**PARTES DEL EJERCICIO:**
1. Reproduce el fragmento del texto sobre Saint-Martin que empieza en las palabras "Aunque Saint-Martin había" y termina después de "méritos del Redentor.".
2. Responde, según el texto sobre Saint-Martin, estas preguntas:
(a) ¿En qué fecha murió?
(b) ¿Con quién lo confundieron los periódicos al anunciar su deceso?
(c) ¿Dónde y en qué año murió esa persona?
3. Sigue escribiendo el texto sobre la muerte de Saint-Martin a partir de su última frase.

**TEXTO DE LECTURA:**
┌──
Parecía presentir su fin. Una charla que había deseado tener, como profundo matemático sobre la ciencia de los números, cuyo sentido oculto lo ocupaba siempre, tuvo lugar en efecto con el Sr. de Rossell, por mediación del autor de esta reseña. Dijo, terminando: "Siento que me estoy yendo, la Providencia me llama. Estoy preparado. Las semillas que intenté sembrar fructificarán. Parto mañana para la campiña de uno de mis amigos. Doy gracias al Cielo por concederme el último favor que pedí". Entonces dijo adiós al Sr. de Rossell y estrecharon sus manos.

Al día siguiente, en efecto, volvió a la casa de campo del Sr. el conde Lenoir-Laroche, en el mismo Aunay que tanto había amado. Tras una ligera comida, retirándose a su habitación, tuvo un ataque de apoplejía. Aunque su lengua se desconcertaba, pudo sin embargo hacerse oír por sus amigos que acudieron y se reunieron ante él. Sintiendo que toda ayuda humana se volvía inútil, exhortó a todos los que le rodeaban a poner su confianza en la Providencia, y a vivir entre ellos en hermandad según los preceptos del evangelio. A continuación rogó a Dios en silencio y expiró sin agonía y sin dolor el 13 de Octubre de 1803.

Aunque Saint-Martin había sido bastante difundido, este filósofo era generalmente poco conocido en el mundo, tanto que los periódicos publicados anunciaron su deceso confundiéndole con Martinez de Pasqually, su maestro, muerto en Santo Domingo en 1779. Si bien el discípulo sobrepasó al jefe de una doctrina religiosa, sus sentimientos, como él dijo, estaban bien lejos de ser dictados con vistas particulares o exclusivistas. Todos sus discursos y escritos tenían por objeto, al contrario, poner de manifiesto que la vía de la verdad podía abrirse a todos los hombres verdaderamente cristianos por la meditación; no que Saint-Martin, como adelantó el autor de Las Veladas de San Petersburgo, no creyera en la legitimidad del sacerdocio cristiano, sino que pensaba que por todas partes la institución de Cristo podía operarse por la fe sincera por los poderes y los méritos del Redentor.
└──
**DATOS PROPORCIONADOS:**
┌──
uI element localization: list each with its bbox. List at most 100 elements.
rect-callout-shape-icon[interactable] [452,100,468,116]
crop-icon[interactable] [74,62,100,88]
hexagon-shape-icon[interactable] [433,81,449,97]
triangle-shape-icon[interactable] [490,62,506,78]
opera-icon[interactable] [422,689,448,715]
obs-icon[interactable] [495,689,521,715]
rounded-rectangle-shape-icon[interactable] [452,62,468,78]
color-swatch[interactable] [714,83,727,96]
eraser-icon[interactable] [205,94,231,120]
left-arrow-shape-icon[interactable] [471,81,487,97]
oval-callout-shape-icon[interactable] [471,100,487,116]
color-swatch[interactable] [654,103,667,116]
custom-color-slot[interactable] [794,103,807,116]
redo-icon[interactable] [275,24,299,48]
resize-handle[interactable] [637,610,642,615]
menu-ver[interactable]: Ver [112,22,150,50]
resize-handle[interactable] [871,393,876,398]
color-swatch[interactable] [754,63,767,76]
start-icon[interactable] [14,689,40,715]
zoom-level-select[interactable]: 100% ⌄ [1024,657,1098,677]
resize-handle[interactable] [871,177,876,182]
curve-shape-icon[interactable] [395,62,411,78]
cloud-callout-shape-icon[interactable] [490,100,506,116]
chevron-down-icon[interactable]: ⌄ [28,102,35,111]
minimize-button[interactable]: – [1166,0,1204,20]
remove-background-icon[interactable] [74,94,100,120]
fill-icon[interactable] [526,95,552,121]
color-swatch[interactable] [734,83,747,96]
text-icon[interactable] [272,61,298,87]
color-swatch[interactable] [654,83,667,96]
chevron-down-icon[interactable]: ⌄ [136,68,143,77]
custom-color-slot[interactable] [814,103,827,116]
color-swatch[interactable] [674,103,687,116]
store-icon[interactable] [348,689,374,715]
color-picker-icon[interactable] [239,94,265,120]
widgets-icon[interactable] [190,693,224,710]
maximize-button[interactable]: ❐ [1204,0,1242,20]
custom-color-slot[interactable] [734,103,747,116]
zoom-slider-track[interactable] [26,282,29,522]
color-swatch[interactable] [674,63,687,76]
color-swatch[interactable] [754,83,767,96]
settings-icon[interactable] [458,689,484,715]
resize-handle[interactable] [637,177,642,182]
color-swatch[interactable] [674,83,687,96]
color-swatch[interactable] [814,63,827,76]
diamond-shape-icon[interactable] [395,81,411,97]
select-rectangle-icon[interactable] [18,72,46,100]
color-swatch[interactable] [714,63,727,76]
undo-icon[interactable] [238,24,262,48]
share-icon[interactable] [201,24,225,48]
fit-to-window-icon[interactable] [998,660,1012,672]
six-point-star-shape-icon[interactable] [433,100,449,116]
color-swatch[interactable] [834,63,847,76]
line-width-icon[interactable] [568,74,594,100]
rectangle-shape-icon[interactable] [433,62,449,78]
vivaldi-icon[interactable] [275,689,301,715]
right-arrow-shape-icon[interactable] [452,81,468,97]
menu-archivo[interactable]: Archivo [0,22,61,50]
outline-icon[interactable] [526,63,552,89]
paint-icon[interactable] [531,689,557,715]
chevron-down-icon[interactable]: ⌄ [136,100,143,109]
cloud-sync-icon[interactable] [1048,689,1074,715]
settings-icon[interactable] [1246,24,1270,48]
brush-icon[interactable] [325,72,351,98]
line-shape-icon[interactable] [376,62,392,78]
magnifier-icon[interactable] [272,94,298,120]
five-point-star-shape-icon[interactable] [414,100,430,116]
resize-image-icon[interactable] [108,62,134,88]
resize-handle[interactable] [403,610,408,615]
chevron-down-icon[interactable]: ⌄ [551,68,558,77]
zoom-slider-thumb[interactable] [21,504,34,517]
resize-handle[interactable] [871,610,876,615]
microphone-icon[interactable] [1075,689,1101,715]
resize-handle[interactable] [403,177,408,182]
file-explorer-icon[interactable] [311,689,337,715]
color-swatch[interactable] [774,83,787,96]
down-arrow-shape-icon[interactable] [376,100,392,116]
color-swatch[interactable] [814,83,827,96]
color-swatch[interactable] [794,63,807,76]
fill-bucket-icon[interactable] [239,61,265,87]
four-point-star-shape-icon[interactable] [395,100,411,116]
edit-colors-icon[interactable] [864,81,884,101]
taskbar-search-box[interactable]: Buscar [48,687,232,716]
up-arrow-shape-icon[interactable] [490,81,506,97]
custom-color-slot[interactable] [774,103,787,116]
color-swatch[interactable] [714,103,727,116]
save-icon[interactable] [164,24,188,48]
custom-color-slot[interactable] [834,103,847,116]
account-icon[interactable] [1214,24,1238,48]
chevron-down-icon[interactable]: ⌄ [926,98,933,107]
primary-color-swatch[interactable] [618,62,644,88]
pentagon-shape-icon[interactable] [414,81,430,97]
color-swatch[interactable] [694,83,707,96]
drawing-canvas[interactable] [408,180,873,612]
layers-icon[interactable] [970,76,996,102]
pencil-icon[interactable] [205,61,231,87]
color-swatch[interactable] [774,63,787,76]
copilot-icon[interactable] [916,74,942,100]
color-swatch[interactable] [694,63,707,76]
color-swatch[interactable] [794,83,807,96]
└──
**RESULTADOS ESPERADOS:**
1.
Aunque Saint-Martin había sido bastante difundido, este filósofo era generalmente poco conocido en el mundo, tanto que los periódicos publicados anunciaron su deceso confundiéndole con Martinez de Pasqually, su maestro, muerto en Santo Domingo en 1779. Si bien el discípulo sobrepasó al jefe de una doctrina religiosa, sus sentimientos, como él dijo, estaban bien lejos de ser dictados con vistas particulares o exclusivistas. Todos sus discursos y escritos tenían por objeto, al contrario, poner de manifiesto que la vía de la verdad podía abrirse a todos los hombres verdaderamente cristianos por la meditación; no que Saint-Martin, como adelantó el autor de Las Veladas de San Petersburgo, no creyera en la legitimidad del sacerdocio cristiano, sino que pensaba que por todas partes la institución de Cristo podía operarse por la fe sincera por los poderes y los méritos del Redentor.

2.
(a) El 13 de octubre de 1803.
(b) Con Martinez de Pasqually, su maestro.
(c) En Santo Domingo, en 1779.

3.
¿Cómo un escritor que profesaba un cristianismo así indulgente había podido incurrir, por otro lado, en la animadversión por parte de los pretendidos apóstoles de la tolerancia y la filantropía? Es que su religión no era ni política ni fingida; es que la claridad que emanaba de su convicción, a pesar de las nubes de las cuales parece haberse envuelto, ofuscaron las luces del filosofismo. Saint-Martin escribió mucho y en sus libros siempre se desarrolla gradualmente, con más fuerza y claridad, el carácter religioso cuya impresión llevan. Se comentaron mucho y fueron traducidos en parte, pero principalmente en las lenguas del Norte de Europa.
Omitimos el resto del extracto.